EXERCISE PROMPT> Output only the count of lines that contain "marker".

EXTRACTED MATERIAL>
↓↓↓
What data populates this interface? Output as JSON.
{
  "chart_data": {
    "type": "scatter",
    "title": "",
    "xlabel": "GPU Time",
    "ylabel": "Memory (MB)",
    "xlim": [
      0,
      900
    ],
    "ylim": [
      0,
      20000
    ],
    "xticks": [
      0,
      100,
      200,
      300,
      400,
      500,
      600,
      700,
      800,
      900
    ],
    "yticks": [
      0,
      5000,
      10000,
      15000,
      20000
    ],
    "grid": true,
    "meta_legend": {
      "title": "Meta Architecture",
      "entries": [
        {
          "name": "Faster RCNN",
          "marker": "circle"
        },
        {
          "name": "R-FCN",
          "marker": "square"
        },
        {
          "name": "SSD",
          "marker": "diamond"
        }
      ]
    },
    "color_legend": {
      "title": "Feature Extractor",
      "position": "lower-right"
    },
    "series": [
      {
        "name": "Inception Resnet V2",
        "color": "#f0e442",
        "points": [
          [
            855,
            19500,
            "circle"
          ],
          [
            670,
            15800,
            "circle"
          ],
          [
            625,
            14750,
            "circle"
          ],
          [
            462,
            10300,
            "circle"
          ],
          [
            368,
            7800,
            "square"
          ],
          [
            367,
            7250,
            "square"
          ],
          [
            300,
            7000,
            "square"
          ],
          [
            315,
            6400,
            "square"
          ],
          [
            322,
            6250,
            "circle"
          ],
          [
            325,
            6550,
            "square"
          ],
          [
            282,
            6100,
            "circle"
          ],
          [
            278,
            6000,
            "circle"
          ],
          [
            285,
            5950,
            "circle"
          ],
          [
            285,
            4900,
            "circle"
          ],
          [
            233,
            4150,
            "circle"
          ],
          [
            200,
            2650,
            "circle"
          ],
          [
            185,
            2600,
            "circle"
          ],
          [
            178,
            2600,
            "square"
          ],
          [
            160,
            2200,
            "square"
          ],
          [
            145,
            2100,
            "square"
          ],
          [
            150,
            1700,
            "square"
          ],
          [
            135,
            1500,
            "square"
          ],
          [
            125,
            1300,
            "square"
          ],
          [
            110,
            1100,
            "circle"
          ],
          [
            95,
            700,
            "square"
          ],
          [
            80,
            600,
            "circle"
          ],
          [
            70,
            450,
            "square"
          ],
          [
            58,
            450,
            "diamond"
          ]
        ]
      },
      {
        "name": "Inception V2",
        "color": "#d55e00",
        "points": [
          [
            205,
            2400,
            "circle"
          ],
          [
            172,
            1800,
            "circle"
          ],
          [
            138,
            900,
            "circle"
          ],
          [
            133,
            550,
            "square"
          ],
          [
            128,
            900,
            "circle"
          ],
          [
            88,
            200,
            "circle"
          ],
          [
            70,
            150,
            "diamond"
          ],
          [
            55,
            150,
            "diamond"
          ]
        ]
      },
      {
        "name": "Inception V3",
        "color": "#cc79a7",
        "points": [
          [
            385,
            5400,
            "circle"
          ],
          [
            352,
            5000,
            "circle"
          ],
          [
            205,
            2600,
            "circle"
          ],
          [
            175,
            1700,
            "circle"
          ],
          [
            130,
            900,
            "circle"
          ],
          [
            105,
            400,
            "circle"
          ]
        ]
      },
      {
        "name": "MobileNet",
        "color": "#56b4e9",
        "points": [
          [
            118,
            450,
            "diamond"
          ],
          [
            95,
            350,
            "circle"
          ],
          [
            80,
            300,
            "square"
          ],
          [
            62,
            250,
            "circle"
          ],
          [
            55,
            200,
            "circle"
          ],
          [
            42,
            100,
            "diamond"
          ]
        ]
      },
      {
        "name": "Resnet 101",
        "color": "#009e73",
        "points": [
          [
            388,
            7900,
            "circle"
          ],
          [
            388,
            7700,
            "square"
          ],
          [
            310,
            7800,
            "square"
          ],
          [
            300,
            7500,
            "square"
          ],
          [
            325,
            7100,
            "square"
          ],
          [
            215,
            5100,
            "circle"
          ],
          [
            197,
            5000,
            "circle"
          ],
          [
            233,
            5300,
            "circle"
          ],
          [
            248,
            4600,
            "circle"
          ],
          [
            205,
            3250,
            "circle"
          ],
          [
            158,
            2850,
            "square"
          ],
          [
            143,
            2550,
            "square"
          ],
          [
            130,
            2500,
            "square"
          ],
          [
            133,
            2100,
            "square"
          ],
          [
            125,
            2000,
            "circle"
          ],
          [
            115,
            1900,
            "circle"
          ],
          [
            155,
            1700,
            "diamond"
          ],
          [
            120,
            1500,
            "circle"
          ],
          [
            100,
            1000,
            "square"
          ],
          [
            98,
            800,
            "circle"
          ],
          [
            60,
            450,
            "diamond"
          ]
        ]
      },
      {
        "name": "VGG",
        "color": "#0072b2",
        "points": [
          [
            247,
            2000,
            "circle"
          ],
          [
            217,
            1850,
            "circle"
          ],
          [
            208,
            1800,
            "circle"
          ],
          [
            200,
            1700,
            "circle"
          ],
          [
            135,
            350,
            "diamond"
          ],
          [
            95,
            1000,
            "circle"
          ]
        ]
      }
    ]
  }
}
↑↑↑
SOLUTION TO THIS TASK> 3